Data entries for graphics:

==================================================

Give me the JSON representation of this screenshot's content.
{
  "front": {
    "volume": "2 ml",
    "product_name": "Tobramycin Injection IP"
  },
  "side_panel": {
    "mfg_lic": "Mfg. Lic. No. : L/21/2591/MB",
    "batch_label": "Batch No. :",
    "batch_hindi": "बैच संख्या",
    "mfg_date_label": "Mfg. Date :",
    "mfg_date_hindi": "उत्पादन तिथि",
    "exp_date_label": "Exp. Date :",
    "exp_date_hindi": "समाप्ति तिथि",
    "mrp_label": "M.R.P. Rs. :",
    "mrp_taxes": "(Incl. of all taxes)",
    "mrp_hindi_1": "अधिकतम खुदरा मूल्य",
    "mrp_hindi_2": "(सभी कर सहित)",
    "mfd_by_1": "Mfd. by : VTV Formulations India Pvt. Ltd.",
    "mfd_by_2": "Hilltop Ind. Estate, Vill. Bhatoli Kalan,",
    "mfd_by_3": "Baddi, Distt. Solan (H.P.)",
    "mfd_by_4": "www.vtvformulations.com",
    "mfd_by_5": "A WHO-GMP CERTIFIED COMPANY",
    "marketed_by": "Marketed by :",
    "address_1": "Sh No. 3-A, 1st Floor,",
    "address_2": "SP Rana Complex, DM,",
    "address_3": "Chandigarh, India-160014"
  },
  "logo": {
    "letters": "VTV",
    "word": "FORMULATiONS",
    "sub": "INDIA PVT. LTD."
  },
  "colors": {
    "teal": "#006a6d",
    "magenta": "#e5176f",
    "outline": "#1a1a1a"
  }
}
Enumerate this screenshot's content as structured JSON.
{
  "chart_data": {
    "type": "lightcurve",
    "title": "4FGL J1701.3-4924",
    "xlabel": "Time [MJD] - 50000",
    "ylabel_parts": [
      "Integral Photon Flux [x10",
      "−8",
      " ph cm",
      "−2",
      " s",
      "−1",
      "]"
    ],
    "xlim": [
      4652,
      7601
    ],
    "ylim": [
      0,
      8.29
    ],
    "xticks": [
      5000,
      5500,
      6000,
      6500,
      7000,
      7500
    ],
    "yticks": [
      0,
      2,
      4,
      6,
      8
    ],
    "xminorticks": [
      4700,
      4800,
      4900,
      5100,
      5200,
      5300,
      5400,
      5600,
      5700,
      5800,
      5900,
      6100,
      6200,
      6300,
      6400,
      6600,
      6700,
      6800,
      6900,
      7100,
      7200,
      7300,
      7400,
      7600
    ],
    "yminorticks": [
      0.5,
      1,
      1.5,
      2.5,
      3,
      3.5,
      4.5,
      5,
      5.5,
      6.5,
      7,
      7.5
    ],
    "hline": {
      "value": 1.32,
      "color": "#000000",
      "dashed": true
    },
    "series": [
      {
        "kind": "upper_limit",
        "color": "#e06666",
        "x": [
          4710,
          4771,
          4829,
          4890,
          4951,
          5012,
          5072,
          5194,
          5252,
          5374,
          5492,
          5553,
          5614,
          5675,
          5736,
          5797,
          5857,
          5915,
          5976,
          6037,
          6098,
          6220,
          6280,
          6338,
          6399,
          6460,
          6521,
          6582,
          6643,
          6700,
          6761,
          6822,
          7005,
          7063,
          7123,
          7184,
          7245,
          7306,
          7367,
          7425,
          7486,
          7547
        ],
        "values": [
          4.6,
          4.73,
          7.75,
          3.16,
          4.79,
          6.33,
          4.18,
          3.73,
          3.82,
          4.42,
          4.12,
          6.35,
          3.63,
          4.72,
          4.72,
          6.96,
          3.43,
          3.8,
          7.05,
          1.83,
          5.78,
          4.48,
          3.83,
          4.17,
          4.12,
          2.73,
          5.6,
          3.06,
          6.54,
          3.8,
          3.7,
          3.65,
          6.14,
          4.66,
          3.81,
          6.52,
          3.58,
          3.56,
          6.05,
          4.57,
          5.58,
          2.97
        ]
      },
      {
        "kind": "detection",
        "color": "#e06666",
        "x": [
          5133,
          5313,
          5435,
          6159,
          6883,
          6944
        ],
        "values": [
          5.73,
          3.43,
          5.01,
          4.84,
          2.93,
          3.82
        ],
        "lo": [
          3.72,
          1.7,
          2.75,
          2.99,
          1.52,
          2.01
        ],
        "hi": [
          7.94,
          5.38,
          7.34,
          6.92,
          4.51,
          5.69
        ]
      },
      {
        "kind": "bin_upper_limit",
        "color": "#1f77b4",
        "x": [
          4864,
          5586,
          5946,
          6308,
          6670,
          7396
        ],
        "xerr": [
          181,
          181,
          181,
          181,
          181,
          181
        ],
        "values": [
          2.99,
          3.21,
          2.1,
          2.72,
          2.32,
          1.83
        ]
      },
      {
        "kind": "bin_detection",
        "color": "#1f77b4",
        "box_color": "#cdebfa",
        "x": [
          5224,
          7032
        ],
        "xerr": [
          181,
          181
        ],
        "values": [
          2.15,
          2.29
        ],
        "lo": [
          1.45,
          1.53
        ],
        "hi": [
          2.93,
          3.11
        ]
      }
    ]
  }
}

==================================================

**WRITTEN EXERCISE**
Set all of the records down again, exactly as they stand.

**TASK SOLUTION**
Give me the JSON representation of this screenshot's content.
{
  "front": {
    "volume": "2 ml",
    "product_name": "Tobramycin Injection IP"
  },
  "side_panel": {
    "mfg_lic": "Mfg. Lic. No. : L/21/2591/MB",
    "batch_label": "Batch No. :",
    "batch_hindi": "बैच संख्या",
    "mfg_date_label": "Mfg. Date :",
    "mfg_date_hindi": "उत्पादन तिथि",
    "exp_date_label": "Exp. Date :",
    "exp_date_hindi": "समाप्ति तिथि",
    "mrp_label": "M.R.P. Rs. :",
    "mrp_taxes": "(Incl. of all taxes)",
    "mrp_hindi_1": "अधिकतम खुदरा मूल्य",
    "mrp_hindi_2": "(सभी कर सहित)",
    "mfd_by_1": "Mfd. by : VTV Formulations India Pvt. Ltd.",
    "mfd_by_2": "Hilltop Ind. Estate, Vill. Bhatoli Kalan,",
    "mfd_by_3": "Baddi, Distt. Solan (H.P.)",
    "mfd_by_4": "www.vtvformulations.com",
    "mfd_by_5": "A WHO-GMP CERTIFIED COMPANY",
    "marketed_by": "Marketed by :",
    "address_1": "Sh No. 3-A, 1st Floor,",
    "address_2": "SP Rana Complex, DM,",
    "address_3": "Chandigarh, India-160014"
  },
  "logo": {
    "letters": "VTV",
    "word": "FORMULATiONS",
    "sub": "INDIA PVT. LTD."
  },
  "colors": {
    "teal": "#006a6d",
    "magenta": "#e5176f",
    "outline": "#1a1a1a"
  }
}
Enumerate this screenshot's content as structured JSON.
{
  "chart_data": {
    "type": "lightcurve",
    "title": "4FGL J1701.3-4924",
    "xlabel": "Time [MJD] - 50000",
    "ylabel_parts": [
      "Integral Photon Flux [x10",
      "−8",
      " ph cm",
      "−2",
      " s",
      "−1",
      "]"
    ],
    "xlim": [
      4652,
      7601
    ],
    "ylim": [
      0,
      8.29
    ],
    "xticks": [
      5000,
      5500,
      6000,
      6500,
      7000,
      7500
    ],
    "yticks": [
      0,
      2,
      4,
      6,
      8
    ],
    "xminorticks": [
      4700,
      4800,
      4900,
      5100,
      5200,
      5300,
      5400,
      5600,
      5700,
      5800,
      5900,
      6100,
      6200,
      6300,
      6400,
      6600,
      6700,
      6800,
      6900,
      7100,
      7200,
      7300,
      7400,
      7600
    ],
    "yminorticks": [
      0.5,
      1,
      1.5,
      2.5,
      3,
      3.5,
      4.5,
      5,
      5.5,
      6.5,
      7,
      7.5
    ],
    "hline": {
      "value": 1.32,
      "color": "#000000",
      "dashed": true
    },
    "series": [
      {
        "kind": "upper_limit",
        "color": "#e06666",
        "x": [
          4710,
          4771,
          4829,
          4890,
          4951,
          5012,
          5072,
          5194,
          5252,
          5374,
          5492,
          5553,
          5614,
          5675,
          5736,
          5797,
          5857,
          5915,
          5976,
          6037,
          6098,
          6220,
          6280,
          6338,
          6399,
          6460,
          6521,
          6582,
          6643,
          6700,
          6761,
          6822,
          7005,
          7063,
          7123,
          7184,
          7245,
          7306,
          7367,
          7425,
          7486,
          7547
        ],
        "values": [
          4.6,
          4.73,
          7.75,
          3.16,
          4.79,
          6.33,
          4.18,
          3.73,
          3.82,
          4.42,
          4.12,
          6.35,
          3.63,
          4.72,
          4.72,
          6.96,
          3.43,
          3.8,
          7.05,
          1.83,
          5.78,
          4.48,
          3.83,
          4.17,
          4.12,
          2.73,
          5.6,
          3.06,
          6.54,
          3.8,
          3.7,
          3.65,
          6.14,
          4.66,
          3.81,
          6.52,
          3.58,
          3.56,
          6.05,
          4.57,
          5.58,
          2.97
        ]
      },
      {
        "kind": "detection",
        "color": "#e06666",
        "x": [
          5133,
          5313,
          5435,
          6159,
          6883,
          6944
        ],
        "values": [
          5.73,
          3.43,
          5.01,
          4.84,
          2.93,
          3.82
        ],
        "lo": [
          3.72,
          1.7,
          2.75,
          2.99,
          1.52,
          2.01
        ],
        "hi": [
          7.94,
          5.38,
          7.34,
          6.92,
          4.51,
          5.69
        ]
      },
      {
        "kind": "bin_upper_limit",
        "color": "#1f77b4",
        "x": [
          4864,
          5586,
          5946,
          6308,
          6670,
          7396
        ],
        "xerr": [
          181,
          181,
          181,
          181,
          181,
          181
        ],
        "values": [
          2.99,
          3.21,
          2.1,
          2.72,
          2.32,
          1.83
        ]
      },
      {
        "kind": "bin_detection",
        "color": "#1f77b4",
        "box_color": "#cdebfa",
        "x": [
          5224,
          7032
        ],
        "xerr": [
          181,
          181
        ],
        "values": [
          2.15,
          2.29
        ],
        "lo": [
          1.45,
          1.53
        ],
        "hi": [
          2.93,
          3.11
        ]
      }
    ]
  }
}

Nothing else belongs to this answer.